PROBLEM - Reproduce the data exactly, leaving nothing out.

──────── INFORMATION SUPPLIED ────────

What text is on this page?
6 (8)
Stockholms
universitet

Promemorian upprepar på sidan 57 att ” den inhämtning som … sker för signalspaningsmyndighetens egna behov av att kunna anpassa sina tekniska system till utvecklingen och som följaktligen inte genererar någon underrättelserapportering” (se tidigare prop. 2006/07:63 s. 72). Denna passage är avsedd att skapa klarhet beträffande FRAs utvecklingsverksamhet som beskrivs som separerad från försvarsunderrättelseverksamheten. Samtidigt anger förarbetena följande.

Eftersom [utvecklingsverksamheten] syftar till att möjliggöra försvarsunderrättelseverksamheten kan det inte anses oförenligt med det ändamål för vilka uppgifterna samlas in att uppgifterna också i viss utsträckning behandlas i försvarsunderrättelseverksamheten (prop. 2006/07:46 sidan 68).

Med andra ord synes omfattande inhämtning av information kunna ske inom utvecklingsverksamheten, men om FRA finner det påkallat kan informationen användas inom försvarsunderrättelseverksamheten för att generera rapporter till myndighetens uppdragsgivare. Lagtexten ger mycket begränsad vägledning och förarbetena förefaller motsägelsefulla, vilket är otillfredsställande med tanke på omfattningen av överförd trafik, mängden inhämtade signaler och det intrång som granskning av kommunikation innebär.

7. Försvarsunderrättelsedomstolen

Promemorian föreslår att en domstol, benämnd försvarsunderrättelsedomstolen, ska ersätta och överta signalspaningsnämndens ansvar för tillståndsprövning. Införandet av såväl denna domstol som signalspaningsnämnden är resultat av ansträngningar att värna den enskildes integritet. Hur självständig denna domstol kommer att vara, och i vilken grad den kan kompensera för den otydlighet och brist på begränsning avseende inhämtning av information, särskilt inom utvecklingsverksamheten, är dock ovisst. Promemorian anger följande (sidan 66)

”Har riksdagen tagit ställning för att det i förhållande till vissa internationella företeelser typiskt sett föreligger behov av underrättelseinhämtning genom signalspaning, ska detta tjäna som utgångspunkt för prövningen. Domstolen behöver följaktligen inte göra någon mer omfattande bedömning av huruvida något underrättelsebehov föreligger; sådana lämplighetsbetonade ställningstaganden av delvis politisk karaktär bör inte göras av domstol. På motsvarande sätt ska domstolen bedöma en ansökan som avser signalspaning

────────

EXERCISE SOLUTION -
What text is on this page?
6 (8)
Stockholms
universitet

Promemorian upprepar på sidan 57 att ” den inhämtning som … sker för signalspaningsmyndighetens egna behov av att kunna anpassa sina tekniska system till utvecklingen och som följaktligen inte genererar någon underrättelserapportering” (se tidigare prop. 2006/07:63 s. 72). Denna passage är avsedd att skapa klarhet beträffande FRAs utvecklingsverksamhet som beskrivs som separerad från försvarsunderrättelseverksamheten. Samtidigt anger förarbetena följande.

Eftersom [utvecklingsverksamheten] syftar till att möjliggöra försvarsunderrättelseverksamheten kan det inte anses oförenligt med det ändamål för vilka uppgifterna samlas in att uppgifterna också i viss utsträckning behandlas i försvarsunderrättelseverksamheten (prop. 2006/07:46 sidan 68).

Med andra ord synes omfattande inhämtning av information kunna ske inom utvecklingsverksamheten, men om FRA finner det påkallat kan informationen användas inom försvarsunderrättelseverksamheten för att generera rapporter till myndighetens uppdragsgivare. Lagtexten ger mycket begränsad vägledning och förarbetena förefaller motsägelsefulla, vilket är otillfredsställande med tanke på omfattningen av överförd trafik, mängden inhämtade signaler och det intrång som granskning av kommunikation innebär.

7. Försvarsunderrättelsedomstolen

Promemorian föreslår att en domstol, benämnd försvarsunderrättelsedomstolen, ska ersätta och överta signalspaningsnämndens ansvar för tillståndsprövning. Införandet av såväl denna domstol som signalspaningsnämnden är resultat av ansträngningar att värna den enskildes integritet. Hur självständig denna domstol kommer att vara, och i vilken grad den kan kompensera för den otydlighet och brist på begränsning avseende inhämtning av information, särskilt inom utvecklingsverksamheten, är dock ovisst. Promemorian anger följande (sidan 66)

”Har riksdagen tagit ställning för att det i förhållande till vissa internationella företeelser typiskt sett föreligger behov av underrättelseinhämtning genom signalspaning, ska detta tjäna som utgångspunkt för prövningen. Domstolen behöver följaktligen inte göra någon mer omfattande bedömning av huruvida något underrättelsebehov föreligger; sådana lämplighetsbetonade ställningstaganden av delvis politisk karaktär bör inte göras av domstol. På motsvarande sätt ska domstolen bedöma en ansökan som avser signalspaning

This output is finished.